____ Records for processing
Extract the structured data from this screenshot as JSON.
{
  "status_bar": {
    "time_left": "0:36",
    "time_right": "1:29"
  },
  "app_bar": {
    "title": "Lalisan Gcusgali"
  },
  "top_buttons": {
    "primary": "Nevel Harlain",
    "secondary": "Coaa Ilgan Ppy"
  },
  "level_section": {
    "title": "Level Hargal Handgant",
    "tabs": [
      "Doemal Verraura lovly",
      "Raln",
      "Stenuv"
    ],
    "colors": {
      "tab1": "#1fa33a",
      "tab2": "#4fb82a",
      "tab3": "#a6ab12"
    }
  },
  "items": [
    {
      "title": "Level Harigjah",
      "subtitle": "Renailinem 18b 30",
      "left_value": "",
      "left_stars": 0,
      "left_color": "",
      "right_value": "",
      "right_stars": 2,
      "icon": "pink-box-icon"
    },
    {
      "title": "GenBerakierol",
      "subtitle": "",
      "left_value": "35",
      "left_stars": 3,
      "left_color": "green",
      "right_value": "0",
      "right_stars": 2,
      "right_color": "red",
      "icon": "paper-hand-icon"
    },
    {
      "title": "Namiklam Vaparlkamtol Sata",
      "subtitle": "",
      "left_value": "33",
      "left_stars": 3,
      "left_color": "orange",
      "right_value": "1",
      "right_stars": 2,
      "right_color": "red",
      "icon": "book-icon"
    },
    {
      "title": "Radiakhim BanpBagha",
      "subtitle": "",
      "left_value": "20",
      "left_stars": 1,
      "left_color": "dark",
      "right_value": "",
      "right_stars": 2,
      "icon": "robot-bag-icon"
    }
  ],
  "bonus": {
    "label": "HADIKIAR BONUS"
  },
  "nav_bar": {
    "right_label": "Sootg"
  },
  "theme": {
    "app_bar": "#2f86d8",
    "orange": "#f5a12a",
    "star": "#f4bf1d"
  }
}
________
## [Do this]
Write out the listing once more, matching it exactly.

## [Solution to this task]
Extract the structured data from this screenshot as JSON.
{
  "status_bar": {
    "time_left": "0:36",
    "time_right": "1:29"
  },
  "app_bar": {
    "title": "Lalisan Gcusgali"
  },
  "top_buttons": {
    "primary": "Nevel Harlain",
    "secondary": "Coaa Ilgan Ppy"
  },
  "level_section": {
    "title": "Level Hargal Handgant",
    "tabs": [
      "Doemal Verraura lovly",
      "Raln",
      "Stenuv"
    ],
    "colors": {
      "tab1": "#1fa33a",
      "tab2": "#4fb82a",
      "tab3": "#a6ab12"
    }
  },
  "items": [
    {
      "title": "Level Harigjah",
      "subtitle": "Renailinem 18b 30",
      "left_value": "",
      "left_stars": 0,
      "left_color": "",
      "right_value": "",
      "right_stars": 2,
      "icon": "pink-box-icon"
    },
    {
      "title": "GenBerakierol",
      "subtitle": "",
      "left_value": "35",
      "left_stars": 3,
      "left_color": "green",
      "right_value": "0",
      "right_stars": 2,
      "right_color": "red",
      "icon": "paper-hand-icon"
    },
    {
      "title": "Namiklam Vaparlkamtol Sata",
      "subtitle": "",
      "left_value": "33",
      "left_stars": 3,
      "left_color": "orange",
      "right_value": "1",
      "right_stars": 2,
      "right_color": "red",
      "icon": "book-icon"
    },
    {
      "title": "Radiakhim BanpBagha",
      "subtitle": "",
      "left_value": "20",
      "left_stars": 1,
      "left_color": "dark",
      "right_value": "",
      "right_stars": 2,
      "icon": "robot-bag-icon"
    }
  ],
  "bonus": {
    "label": "HADIKIAR BONUS"
  },
  "nav_bar": {
    "right_label": "Sootg"
  },
  "theme": {
    "app_bar": "#2f86d8",
    "orange": "#f5a12a",
    "star": "#f4bf1d"
  }
}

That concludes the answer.